| Stated exercise |
Produce an exact transcription of the listing below, omitting the pictures.

| Given information |
+===+

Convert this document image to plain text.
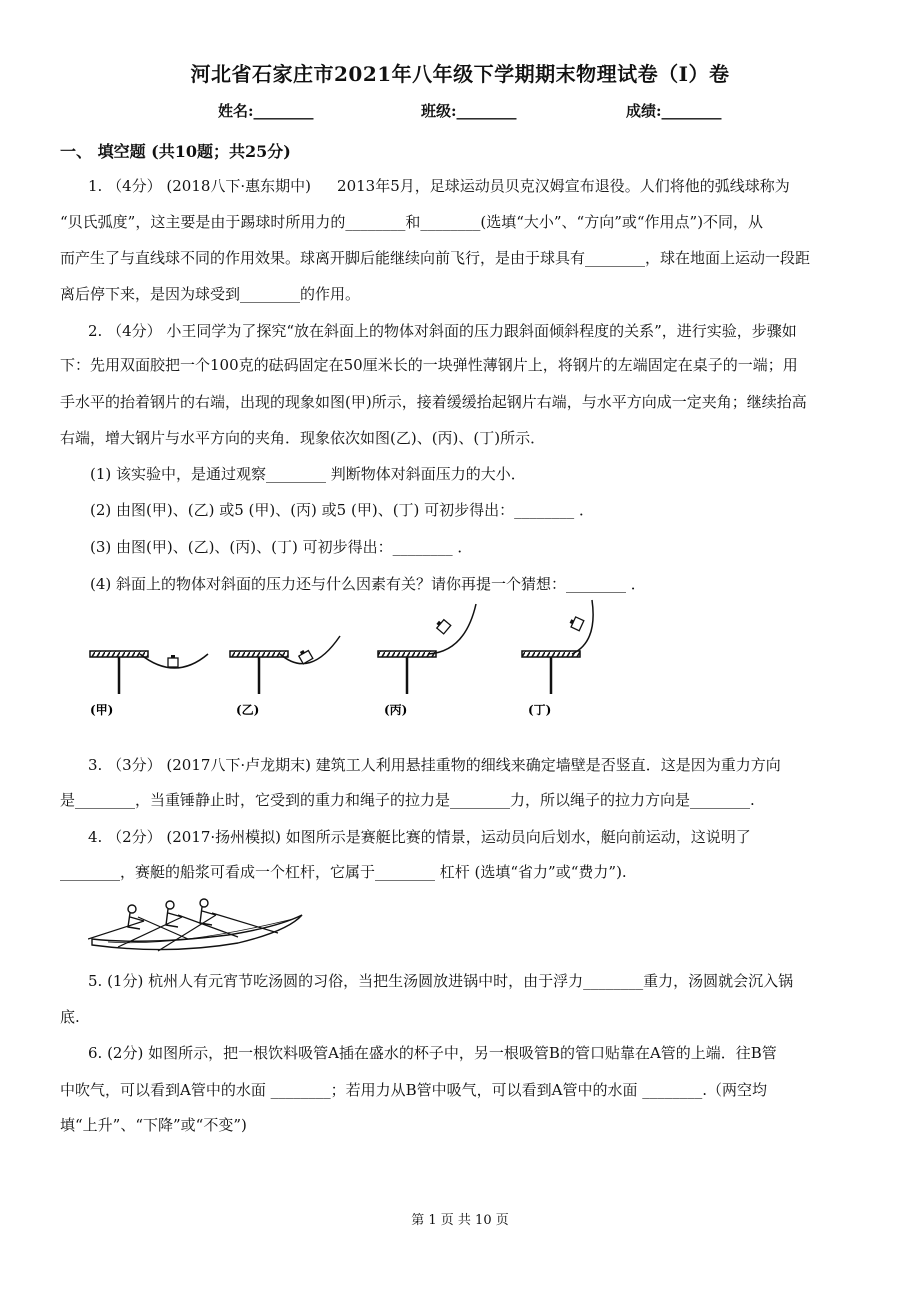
河北省石家庄市2021年八年级下学期期末物理试卷（I）卷
姓名:________	班级:________	成绩:________
一、 填空题 (共10题；共25分)
1. （4分） (2018八下·惠东期中) 2013年5月，足球运动员贝克汉姆宣布退役。人们将他的弧线球称为
“贝氏弧度”，这主要是由于踢球时所用力的________和________(选填“大小”、“方向”或“作用点”)不同，从
而产生了与直线球不同的作用效果。球离开脚后能继续向前飞行，是由于球具有________，球在地面上运动一段距
离后停下来，是因为球受到________的作用。
2. （4分） 小王同学为了探究“放在斜面上的物体对斜面的压力跟斜面倾斜程度的关系”，进行实验，步骤如
下：先用双面胶把一个100克的砝码固定在50厘米长的一块弹性薄钢片上，将钢片的左端固定在桌子的一端；用
手水平的抬着钢片的右端，出现的现象如图(甲)所示，接着缓缓抬起钢片右端，与水平方向成一定夹角；继续抬高
右端，增大钢片与水平方向的夹角．现象依次如图(乙)、(丙)、(丁)所示．
(1) 该实验中，是通过观察________ 判断物体对斜面压力的大小．
(2) 由图(甲)、(乙) 或5 (甲)、(丙) 或5 (甲)、(丁) 可初步得出：________ ．
(3) 由图(甲)、(乙)、(丙)、(丁) 可初步得出：________ ．
(4) 斜面上的物体对斜面的压力还与什么因素有关？请你再提一个猜想：________ ．
(甲)	(乙)	(丙)	(丁)
3. （3分） (2017八下·卢龙期末) 建筑工人利用悬挂重物的细线来确定墙壁是否竖直．这是因为重力方向
是________，当重锤静止时，它受到的重力和绳子的拉力是________力，所以绳子的拉力方向是________.
4. （2分） (2017·扬州模拟) 如图所示是赛艇比赛的情景，运动员向后划水，艇向前运动，这说明了
________，赛艇的船浆可看成一个杠杆，它属于________ 杠杆 (选填“省力”或“费力”).
5. (1分) 杭州人有元宵节吃汤圆的习俗，当把生汤圆放进锅中时，由于浮力________重力，汤圆就会沉入锅
底.
6. (2分) 如图所示，把一根饮料吸管A插在盛水的杯子中，另一根吸管B的管口贴靠在A管的上端．往B管
中吹气，可以看到A管中的水面 ________；若用力从B管中吸气，可以看到A管中的水面 ________.（两空均
填“上升”、“下降”或“不变”)
第 1 页 共 10 页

+===+

| Output of the task |
Convert this document image to plain text.
河北省石家庄市2021年八年级下学期期末物理试卷（I）卷
姓名:________	班级:________	成绩:________
一、 填空题 (共10题；共25分)
1. （4分） (2018八下·惠东期中) 2013年5月，足球运动员贝克汉姆宣布退役。人们将他的弧线球称为
“贝氏弧度”，这主要是由于踢球时所用力的________和________(选填“大小”、“方向”或“作用点”)不同，从
而产生了与直线球不同的作用效果。球离开脚后能继续向前飞行，是由于球具有________，球在地面上运动一段距
离后停下来，是因为球受到________的作用。
2. （4分） 小王同学为了探究“放在斜面上的物体对斜面的压力跟斜面倾斜程度的关系”，进行实验，步骤如
下：先用双面胶把一个100克的砝码固定在50厘米长的一块弹性薄钢片上，将钢片的左端固定在桌子的一端；用
手水平的抬着钢片的右端，出现的现象如图(甲)所示，接着缓缓抬起钢片右端，与水平方向成一定夹角；继续抬高
右端，增大钢片与水平方向的夹角．现象依次如图(乙)、(丙)、(丁)所示．
(1) 该实验中，是通过观察________ 判断物体对斜面压力的大小．
(2) 由图(甲)、(乙) 或5 (甲)、(丙) 或5 (甲)、(丁) 可初步得出：________ ．
(3) 由图(甲)、(乙)、(丙)、(丁) 可初步得出：________ ．
(4) 斜面上的物体对斜面的压力还与什么因素有关？请你再提一个猜想：________ ．
(甲)	(乙)	(丙)	(丁)
3. （3分） (2017八下·卢龙期末) 建筑工人利用悬挂重物的细线来确定墙壁是否竖直．这是因为重力方向
是________，当重锤静止时，它受到的重力和绳子的拉力是________力，所以绳子的拉力方向是________.
4. （2分） (2017·扬州模拟) 如图所示是赛艇比赛的情景，运动员向后划水，艇向前运动，这说明了
________，赛艇的船浆可看成一个杠杆，它属于________ 杠杆 (选填“省力”或“费力”).
5. (1分) 杭州人有元宵节吃汤圆的习俗，当把生汤圆放进锅中时，由于浮力________重力，汤圆就会沉入锅
底.
6. (2分) 如图所示，把一根饮料吸管A插在盛水的杯子中，另一根吸管B的管口贴靠在A管的上端．往B管
中吹气，可以看到A管中的水面 ________；若用力从B管中吸气，可以看到A管中的水面 ________.（两空均
填“上升”、“下降”或“不变”)
第 1 页 共 10 页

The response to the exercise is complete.